* GIVEN DATA
'''
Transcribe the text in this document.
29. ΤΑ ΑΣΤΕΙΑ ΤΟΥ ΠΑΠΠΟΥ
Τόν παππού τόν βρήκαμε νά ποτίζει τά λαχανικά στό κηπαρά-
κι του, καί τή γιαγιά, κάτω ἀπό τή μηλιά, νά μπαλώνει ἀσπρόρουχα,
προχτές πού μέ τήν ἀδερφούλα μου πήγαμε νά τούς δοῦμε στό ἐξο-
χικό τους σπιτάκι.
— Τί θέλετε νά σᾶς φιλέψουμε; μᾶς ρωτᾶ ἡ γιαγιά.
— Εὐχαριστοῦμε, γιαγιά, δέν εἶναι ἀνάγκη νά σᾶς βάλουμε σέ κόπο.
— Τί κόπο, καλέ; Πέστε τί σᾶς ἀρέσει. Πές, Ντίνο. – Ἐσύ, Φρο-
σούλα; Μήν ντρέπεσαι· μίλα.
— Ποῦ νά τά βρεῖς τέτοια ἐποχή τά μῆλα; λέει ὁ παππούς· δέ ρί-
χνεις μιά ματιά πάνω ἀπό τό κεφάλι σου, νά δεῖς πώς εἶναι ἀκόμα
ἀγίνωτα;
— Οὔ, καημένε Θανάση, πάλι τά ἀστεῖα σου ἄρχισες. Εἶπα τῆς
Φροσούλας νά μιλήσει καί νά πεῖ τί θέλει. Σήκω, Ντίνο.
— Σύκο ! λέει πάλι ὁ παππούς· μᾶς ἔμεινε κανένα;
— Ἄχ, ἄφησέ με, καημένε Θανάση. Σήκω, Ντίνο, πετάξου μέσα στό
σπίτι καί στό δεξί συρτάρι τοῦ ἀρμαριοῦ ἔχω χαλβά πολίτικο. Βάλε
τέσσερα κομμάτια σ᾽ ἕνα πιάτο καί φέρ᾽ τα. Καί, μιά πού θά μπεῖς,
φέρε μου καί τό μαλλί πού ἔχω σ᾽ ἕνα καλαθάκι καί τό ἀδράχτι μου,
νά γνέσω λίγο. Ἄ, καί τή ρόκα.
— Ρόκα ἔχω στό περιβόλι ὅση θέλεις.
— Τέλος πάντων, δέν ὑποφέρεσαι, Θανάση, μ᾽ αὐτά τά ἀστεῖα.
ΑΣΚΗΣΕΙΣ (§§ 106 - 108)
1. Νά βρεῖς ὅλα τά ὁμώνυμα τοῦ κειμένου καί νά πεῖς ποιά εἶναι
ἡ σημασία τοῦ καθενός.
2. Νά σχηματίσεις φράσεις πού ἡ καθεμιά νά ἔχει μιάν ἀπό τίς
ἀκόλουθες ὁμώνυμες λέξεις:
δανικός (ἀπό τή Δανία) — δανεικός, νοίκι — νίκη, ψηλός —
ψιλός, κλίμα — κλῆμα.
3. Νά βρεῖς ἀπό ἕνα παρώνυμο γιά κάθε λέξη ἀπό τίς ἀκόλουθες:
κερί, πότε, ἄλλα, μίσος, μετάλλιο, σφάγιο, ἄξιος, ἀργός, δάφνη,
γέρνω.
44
'''
* TASK INSTRUCTIONS
Find the string "ἀστεῖα" in the entries above and return each line that holds it.

* RESPONSE FOR THIS EXERCISE
— Οὔ, καημένε Θανάση, πάλι τά ἀστεῖα σου ἄρχισες. Εἶπα τῆς
— Τέλος πάντων, δέν ὑποφέρεσαι, Θανάση, μ᾽ αὐτά τά ἀστεῖα.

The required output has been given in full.